Instruction =
Copy out all the lines exactly. Omit pictures.

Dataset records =
* * * *
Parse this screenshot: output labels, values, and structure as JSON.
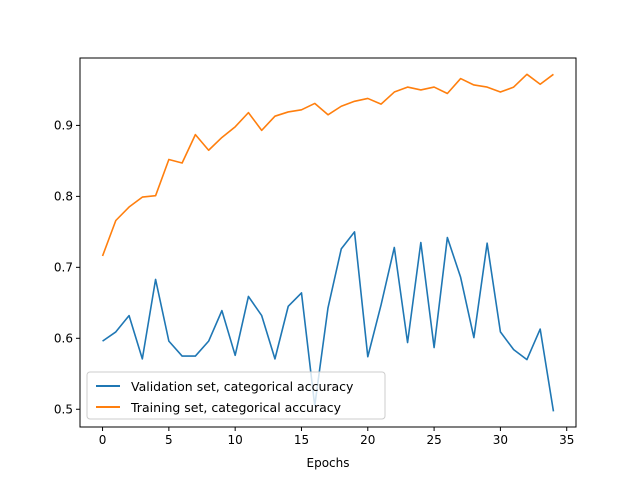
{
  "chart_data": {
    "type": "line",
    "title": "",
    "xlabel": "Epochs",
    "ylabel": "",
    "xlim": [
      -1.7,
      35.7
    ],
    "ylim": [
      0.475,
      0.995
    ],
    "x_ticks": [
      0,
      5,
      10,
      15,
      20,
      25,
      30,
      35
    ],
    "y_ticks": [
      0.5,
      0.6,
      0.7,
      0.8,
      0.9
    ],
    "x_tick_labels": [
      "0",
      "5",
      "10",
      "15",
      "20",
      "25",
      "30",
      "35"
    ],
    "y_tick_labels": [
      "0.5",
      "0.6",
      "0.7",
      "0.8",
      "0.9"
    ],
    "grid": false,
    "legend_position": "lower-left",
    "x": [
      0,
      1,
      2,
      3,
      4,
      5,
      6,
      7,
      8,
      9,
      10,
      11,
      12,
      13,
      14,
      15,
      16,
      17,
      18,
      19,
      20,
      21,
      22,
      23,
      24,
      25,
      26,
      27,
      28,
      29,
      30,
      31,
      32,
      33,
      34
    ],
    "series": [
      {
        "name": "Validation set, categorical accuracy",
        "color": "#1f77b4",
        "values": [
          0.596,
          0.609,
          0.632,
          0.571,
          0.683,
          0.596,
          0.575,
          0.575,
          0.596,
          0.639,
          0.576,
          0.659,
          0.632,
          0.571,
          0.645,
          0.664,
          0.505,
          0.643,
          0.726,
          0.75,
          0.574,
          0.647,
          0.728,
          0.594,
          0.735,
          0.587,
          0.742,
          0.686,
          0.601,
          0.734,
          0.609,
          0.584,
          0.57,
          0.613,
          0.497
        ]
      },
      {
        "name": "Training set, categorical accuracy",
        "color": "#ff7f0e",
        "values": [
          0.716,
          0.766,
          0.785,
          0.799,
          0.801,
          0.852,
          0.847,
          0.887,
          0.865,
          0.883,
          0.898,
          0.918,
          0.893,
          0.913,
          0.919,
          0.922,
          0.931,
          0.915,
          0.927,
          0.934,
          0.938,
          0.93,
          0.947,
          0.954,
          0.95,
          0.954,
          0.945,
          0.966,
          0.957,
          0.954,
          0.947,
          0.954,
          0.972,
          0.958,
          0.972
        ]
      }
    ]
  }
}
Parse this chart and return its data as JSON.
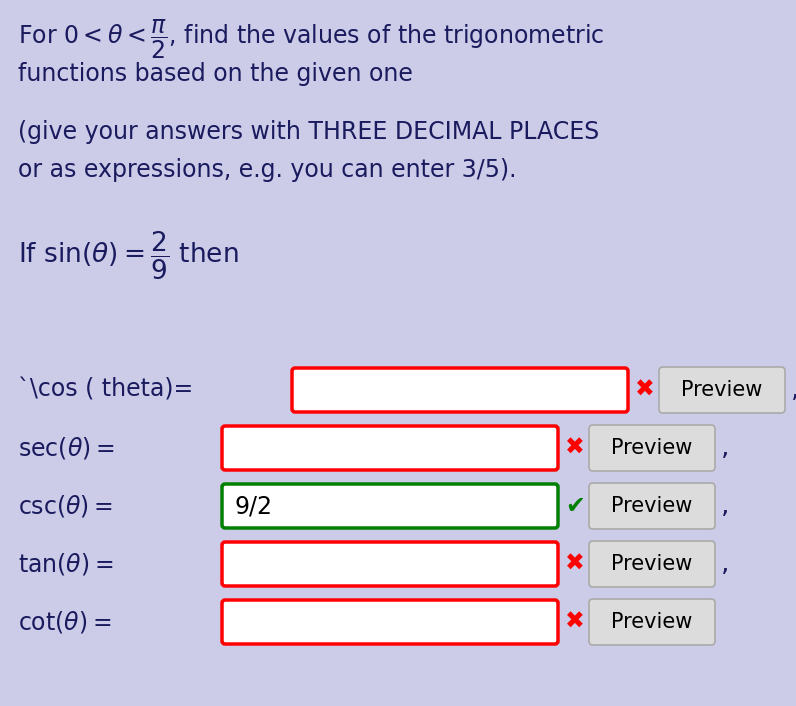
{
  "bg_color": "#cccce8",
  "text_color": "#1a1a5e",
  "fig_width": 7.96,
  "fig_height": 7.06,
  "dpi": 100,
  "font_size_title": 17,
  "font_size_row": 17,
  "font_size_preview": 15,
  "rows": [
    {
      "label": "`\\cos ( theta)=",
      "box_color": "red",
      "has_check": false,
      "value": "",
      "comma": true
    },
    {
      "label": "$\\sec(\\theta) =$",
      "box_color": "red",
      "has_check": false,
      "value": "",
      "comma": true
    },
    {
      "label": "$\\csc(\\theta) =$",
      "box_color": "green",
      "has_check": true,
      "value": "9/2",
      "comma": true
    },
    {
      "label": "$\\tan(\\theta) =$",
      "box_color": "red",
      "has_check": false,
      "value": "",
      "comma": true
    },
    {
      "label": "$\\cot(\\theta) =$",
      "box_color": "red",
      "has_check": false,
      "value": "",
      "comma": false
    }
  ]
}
* * * *
Output below =
Parse this screenshot: output labels, values, and structure as JSON.
{
  "chart_data": {
    "type": "line",
    "title": "",
    "xlabel": "Epochs",
    "ylabel": "",
    "xlim": [
      -1.7,
      35.7
    ],
    "ylim": [
      0.475,
      0.995
    ],
    "x_ticks": [
      0,
      5,
      10,
      15,
      20,
      25,
      30,
      35
    ],
    "y_ticks": [
      0.5,
      0.6,
      0.7,
      0.8,
      0.9
    ],
    "x_tick_labels": [
      "0",
      "5",
      "10",
      "15",
      "20",
      "25",
      "30",
      "35"
    ],
    "y_tick_labels": [
      "0.5",
      "0.6",
      "0.7",
      "0.8",
      "0.9"
    ],
    "grid": false,
    "legend_position": "lower-left",
    "x": [
      0,
      1,
      2,
      3,
      4,
      5,
      6,
      7,
      8,
      9,
      10,
      11,
      12,
      13,
      14,
      15,
      16,
      17,
      18,
      19,
      20,
      21,
      22,
      23,
      24,
      25,
      26,
      27,
      28,
      29,
      30,
      31,
      32,
      33,
      34
    ],
    "series": [
      {
        "name": "Validation set, categorical accuracy",
        "color": "#1f77b4",
        "values": [
          0.596,
          0.609,
          0.632,
          0.571,
          0.683,
          0.596,
          0.575,
          0.575,
          0.596,
          0.639,
          0.576,
          0.659,
          0.632,
          0.571,
          0.645,
          0.664,
          0.505,
          0.643,
          0.726,
          0.75,
          0.574,
          0.647,
          0.728,
          0.594,
          0.735,
          0.587,
          0.742,
          0.686,
          0.601,
          0.734,
          0.609,
          0.584,
          0.57,
          0.613,
          0.497
        ]
      },
      {
        "name": "Training set, categorical accuracy",
        "color": "#ff7f0e",
        "values": [
          0.716,
          0.766,
          0.785,
          0.799,
          0.801,
          0.852,
          0.847,
          0.887,
          0.865,
          0.883,
          0.898,
          0.918,
          0.893,
          0.913,
          0.919,
          0.922,
          0.931,
          0.915,
          0.927,
          0.934,
          0.938,
          0.93,
          0.947,
          0.954,
          0.95,
          0.954,
          0.945,
          0.966,
          0.957,
          0.954,
          0.947,
          0.954,
          0.972,
          0.958,
          0.972
        ]
      }
    ]
  }
}
Parse this chart and return its data as JSON.
{
  "bg_color": "#cccce8",
  "text_color": "#1a1a5e",
  "fig_width": 7.96,
  "fig_height": 7.06,
  "dpi": 100,
  "font_size_title": 17,
  "font_size_row": 17,
  "font_size_preview": 15,
  "rows": [
    {
      "label": "`\\cos ( theta)=",
      "box_color": "red",
      "has_check": false,
      "value": "",
      "comma": true
    },
    {
      "label": "$\\sec(\\theta) =$",
      "box_color": "red",
      "has_check": false,
      "value": "",
      "comma": true
    },
    {
      "label": "$\\csc(\\theta) =$",
      "box_color": "green",
      "has_check": true,
      "value": "9/2",
      "comma": true
    },
    {
      "label": "$\\tan(\\theta) =$",
      "box_color": "red",
      "has_check": false,
      "value": "",
      "comma": true
    },
    {
      "label": "$\\cot(\\theta) =$",
      "box_color": "red",
      "has_check": false,
      "value": "",
      "comma": false
    }
  ]
}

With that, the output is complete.